What the task requires
Would you write out the listing verbatim and skip every picture in it?

(Dataset entries)

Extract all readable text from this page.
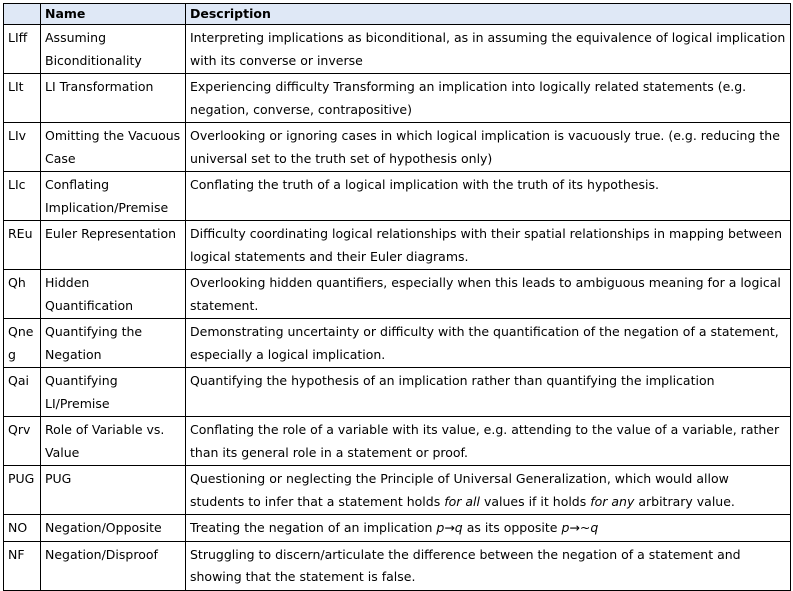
	Name	Description
LIff	Assuming Biconditionality	Interpreting implications as biconditional, as in assuming the equivalence of logical implication with its converse or inverse
LIt	LI Transformation	Experiencing difficulty Transforming an implication into logically related statements (e.g. negation, converse, contrapositive)
LIv	Omitting the Vacuous Case	Overlooking or ignoring cases in which logical implication is vacuously true. (e.g. reducing the universal set to the truth set of hypothesis only)
LIc	Conflating Implication/Premise	Conflating the truth of a logical implication with the truth of its hypothesis.
REu	Euler Representation	Difficulty coordinating logical relationships with their spatial relationships in mapping between logical statements and their Euler diagrams.
Qh	Hidden Quantification	Overlooking hidden quantifiers, especially when this leads to ambiguous meaning for a logical statement.
Qneg	Quantifying the Negation	Demonstrating uncertainty or difficulty with the quantification of the negation of a statement, especially a logical implication.
Qai	Quantifying LI/Premise	Quantifying the hypothesis of an implication rather than quantifying the implication
Qrv	Role of Variable vs. Value	Conflating the role of a variable with its value, e.g. attending to the value of a variable, rather than its general role in a statement or proof.
PUG	PUG	Questioning or neglecting the Principle of Universal Generalization, which would allow students to infer that a statement holds for all values if it holds for any arbitrary value.
NO	Negation/Opposite	Treating the negation of an implication p→q as its opposite p→~q
NF	Negation/Disproof	Struggling to discern/articulate the difference between the negation of a statement and showing that the statement is false.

Full response
Extract all readable text from this page.
	Name	Description
LIff	Assuming Biconditionality	Interpreting implications as biconditional, as in assuming the equivalence of logical implication with its converse or inverse
LIt	LI Transformation	Experiencing difficulty Transforming an implication into logically related statements (e.g. negation, converse, contrapositive)
LIv	Omitting the Vacuous Case	Overlooking or ignoring cases in which logical implication is vacuously true. (e.g. reducing the universal set to the truth set of hypothesis only)
LIc	Conflating Implication/Premise	Conflating the truth of a logical implication with the truth of its hypothesis.
REu	Euler Representation	Difficulty coordinating logical relationships with their spatial relationships in mapping between logical statements and their Euler diagrams.
Qh	Hidden Quantification	Overlooking hidden quantifiers, especially when this leads to ambiguous meaning for a logical statement.
Qneg	Quantifying the Negation	Demonstrating uncertainty or difficulty with the quantification of the negation of a statement, especially a logical implication.
Qai	Quantifying LI/Premise	Quantifying the hypothesis of an implication rather than quantifying the implication
Qrv	Role of Variable vs. Value	Conflating the role of a variable with its value, e.g. attending to the value of a variable, rather than its general role in a statement or proof.
PUG	PUG	Questioning or neglecting the Principle of Universal Generalization, which would allow students to infer that a statement holds for all values if it holds for any arbitrary value.
NO	Negation/Opposite	Treating the negation of an implication p→q as its opposite p→~q
NF	Negation/Disproof	Struggling to discern/articulate the difference between the negation of a statement and showing that the statement is false.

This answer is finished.